Transcribe the listing that follows in full, omitting pictures.

ITEMS.

START

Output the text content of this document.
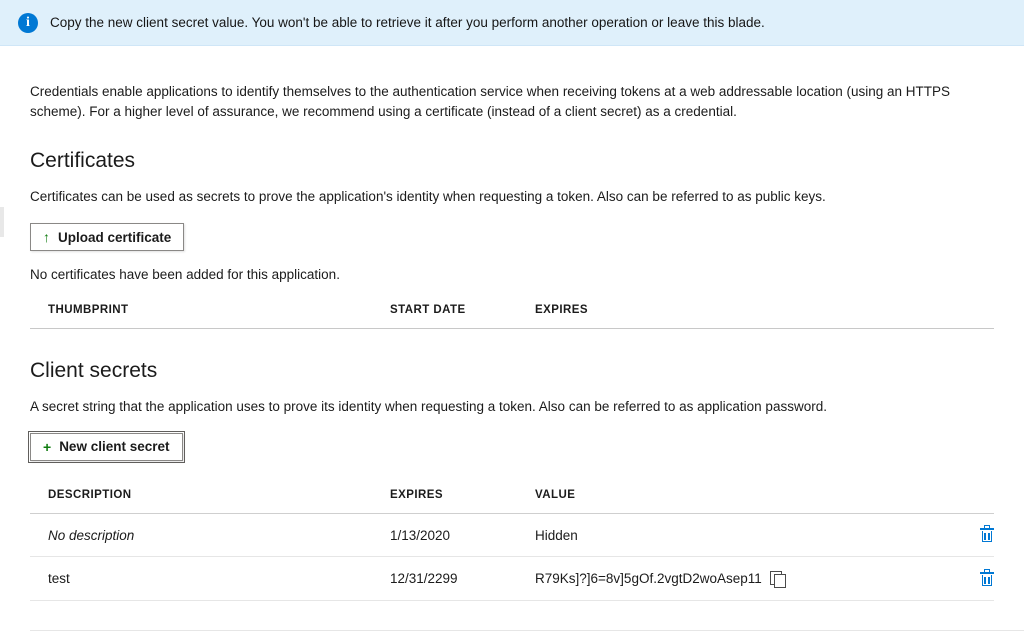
i	Copy the new client secret value. You won't be able to retrieve it after you perform another operation or leave this blade.

Credentials enable applications to identify themselves to the authentication service when receiving tokens at a web addressable location (using an HTTPS scheme). For a higher level of assurance, we recommend using a certificate (instead of a client secret) as a credential.

Certificates

Certificates can be used as secrets to prove the application's identity when requesting a token. Also can be referred to as public keys.

↑ Upload certificate

No certificates have been added for this application.

THUMBPRINT	START DATE	EXPIRES
Client secrets

A secret string that the application uses to prove its identity when requesting a token. Also can be referred to as application password.

+ New client secret
DESCRIPTION	EXPIRES	VALUE	
No description	1/13/2020	Hidden	

test	12/31/2299	R79Ks]?]6=8v]5gOf.2vgtD2woAsep11	
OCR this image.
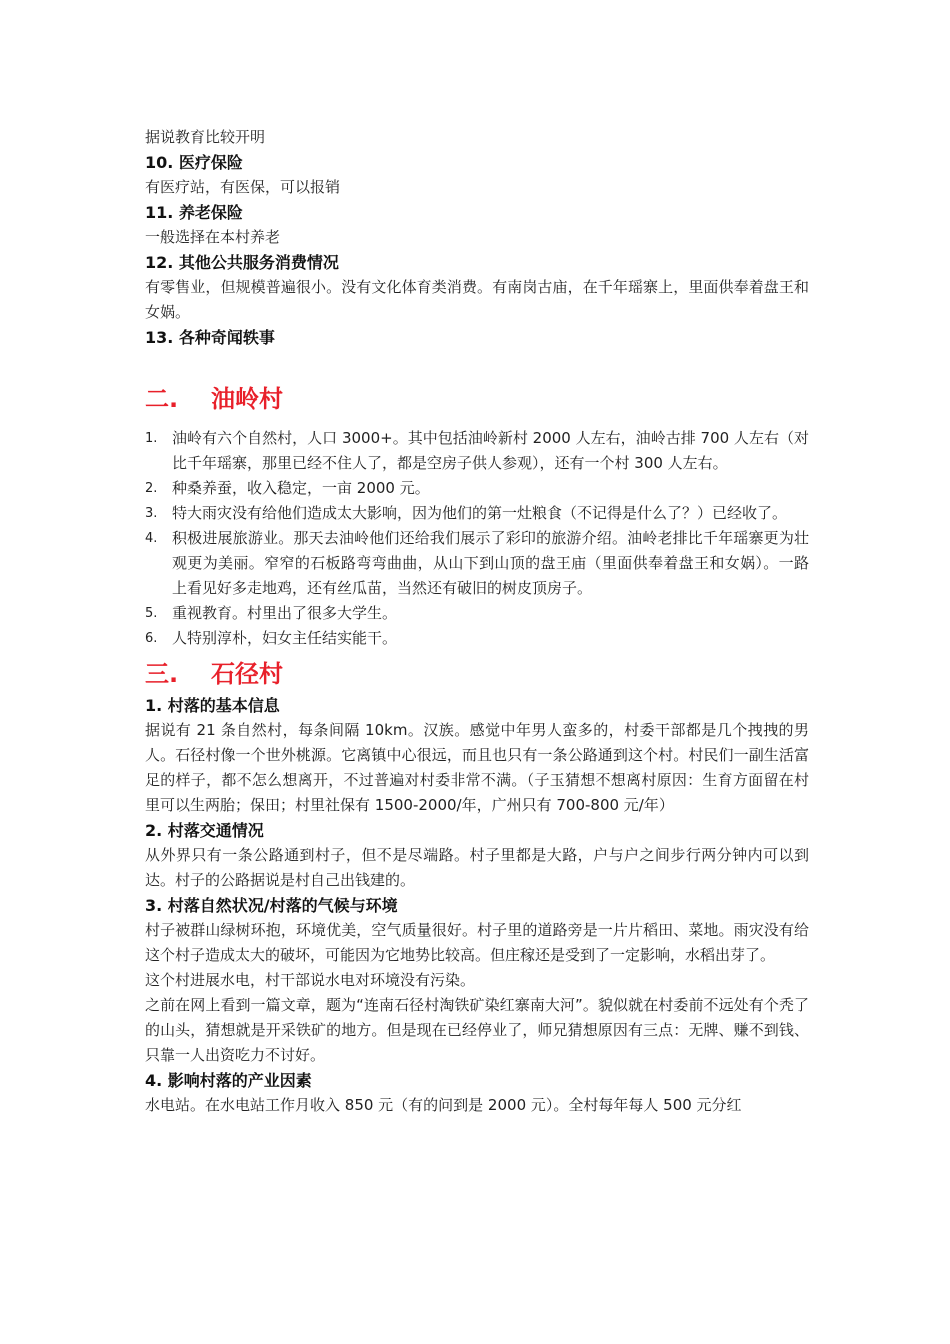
据说教育比较开明

10. 医疗保险

有医疗站，有医保，可以报销

11. 养老保险

一般选择在本村养老

12. 其他公共服务消费情况

有零售业，但规模普遍很小。没有文化体育类消费。有南岗古庙，在千年瑶寨上，里面供奉着盘王和女娲。

13. 各种奇闻轶事

二.	油岭村
1. 油岭有六个自然村，人口 3000+。其中包括油岭新村 2000 人左右，油岭古排 700 人左右（对比千年瑶寨，那里已经不住人了，都是空房子供人参观），还有一个村 300 人左右。
2. 种桑养蚕，收入稳定，一亩 2000 元。
3. 特大雨灾没有给他们造成太大影响，因为他们的第一灶粮食（不记得是什么了？）已经收了。
4. 积极进展旅游业。那天去油岭他们还给我们展示了彩印的旅游介绍。油岭老排比千年瑶寨更为壮观更为美丽。窄窄的石板路弯弯曲曲，从山下到山顶的盘王庙（里面供奉着盘王和女娲）。一路上看见好多走地鸡，还有丝瓜苗，当然还有破旧的树皮顶房子。
5. 重视教育。村里出了很多大学生。
6. 人特别淳朴，妇女主任结实能干。
三.	石径村

1. 村落的基本信息

据说有 21 条自然村，每条间隔 10km。汉族。感觉中年男人蛮多的，村委干部都是几个拽拽的男人。石径村像一个世外桃源。它离镇中心很远，而且也只有一条公路通到这个村。村民们一副生活富足的样子，都不怎么想离开，不过普遍对村委非常不满。（子玉猜想不想离村原因：生育方面留在村里可以生两胎；保田；村里社保有 1500-2000/年，广州只有 700-800 元/年）

2. 村落交通情况

从外界只有一条公路通到村子，但不是尽端路。村子里都是大路，户与户之间步行两分钟内可以到达。村子的公路据说是村自己出钱建的。

3. 村落自然状况/村落的气候与环境

村子被群山绿树环抱，环境优美，空气质量很好。村子里的道路旁是一片片稻田、菜地。雨灾没有给这个村子造成太大的破坏，可能因为它地势比较高。但庄稼还是受到了一定影响，水稻出芽了。

这个村进展水电，村干部说水电对环境没有污染。

之前在网上看到一篇文章，题为“连南石径村淘铁矿染红寨南大河”。貌似就在村委前不远处有个秃了的山头，猜想就是开采铁矿的地方。但是现在已经停业了，师兄猜想原因有三点：无牌、赚不到钱、只靠一人出资吃力不讨好。

4. 影响村落的产业因素

水电站。在水电站工作月收入 850 元（有的问到是 2000 元）。全村每年每人 500 元分红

END

THE SOLUTION.
Output the text content of this document.
i	Copy the new client secret value. You won't be able to retrieve it after you perform another operation or leave this blade.

Credentials enable applications to identify themselves to the authentication service when receiving tokens at a web addressable location (using an HTTPS scheme). For a higher level of assurance, we recommend using a certificate (instead of a client secret) as a credential.

Certificates

Certificates can be used as secrets to prove the application's identity when requesting a token. Also can be referred to as public keys.

↑ Upload certificate

No certificates have been added for this application.

THUMBPRINT	START DATE	EXPIRES
Client secrets

A secret string that the application uses to prove its identity when requesting a token. Also can be referred to as application password.

+ New client secret
DESCRIPTION	EXPIRES	VALUE	
No description	1/13/2020	Hidden	

test	12/31/2299	R79Ks]?]6=8v]5gOf.2vgtD2woAsep11	
OCR this image.
据说教育比较开明

10. 医疗保险

有医疗站，有医保，可以报销

11. 养老保险

一般选择在本村养老

12. 其他公共服务消费情况

有零售业，但规模普遍很小。没有文化体育类消费。有南岗古庙，在千年瑶寨上，里面供奉着盘王和女娲。

13. 各种奇闻轶事

二.	油岭村
1. 油岭有六个自然村，人口 3000+。其中包括油岭新村 2000 人左右，油岭古排 700 人左右（对比千年瑶寨，那里已经不住人了，都是空房子供人参观），还有一个村 300 人左右。
2. 种桑养蚕，收入稳定，一亩 2000 元。
3. 特大雨灾没有给他们造成太大影响，因为他们的第一灶粮食（不记得是什么了？）已经收了。
4. 积极进展旅游业。那天去油岭他们还给我们展示了彩印的旅游介绍。油岭老排比千年瑶寨更为壮观更为美丽。窄窄的石板路弯弯曲曲，从山下到山顶的盘王庙（里面供奉着盘王和女娲）。一路上看见好多走地鸡，还有丝瓜苗，当然还有破旧的树皮顶房子。
5. 重视教育。村里出了很多大学生。
6. 人特别淳朴，妇女主任结实能干。
三.	石径村

1. 村落的基本信息

据说有 21 条自然村，每条间隔 10km。汉族。感觉中年男人蛮多的，村委干部都是几个拽拽的男人。石径村像一个世外桃源。它离镇中心很远，而且也只有一条公路通到这个村。村民们一副生活富足的样子，都不怎么想离开，不过普遍对村委非常不满。（子玉猜想不想离村原因：生育方面留在村里可以生两胎；保田；村里社保有 1500-2000/年，广州只有 700-800 元/年）

2. 村落交通情况

从外界只有一条公路通到村子，但不是尽端路。村子里都是大路，户与户之间步行两分钟内可以到达。村子的公路据说是村自己出钱建的。

3. 村落自然状况/村落的气候与环境

村子被群山绿树环抱，环境优美，空气质量很好。村子里的道路旁是一片片稻田、菜地。雨灾没有给这个村子造成太大的破坏，可能因为它地势比较高。但庄稼还是受到了一定影响，水稻出芽了。

这个村进展水电，村干部说水电对环境没有污染。

之前在网上看到一篇文章，题为“连南石径村淘铁矿染红寨南大河”。貌似就在村委前不远处有个秃了的山头，猜想就是开采铁矿的地方。但是现在已经停业了，师兄猜想原因有三点：无牌、赚不到钱、只靠一人出资吃力不讨好。

4. 影响村落的产业因素

水电站。在水电站工作月收入 850 元（有的问到是 2000 元）。全村每年每人 500 元分红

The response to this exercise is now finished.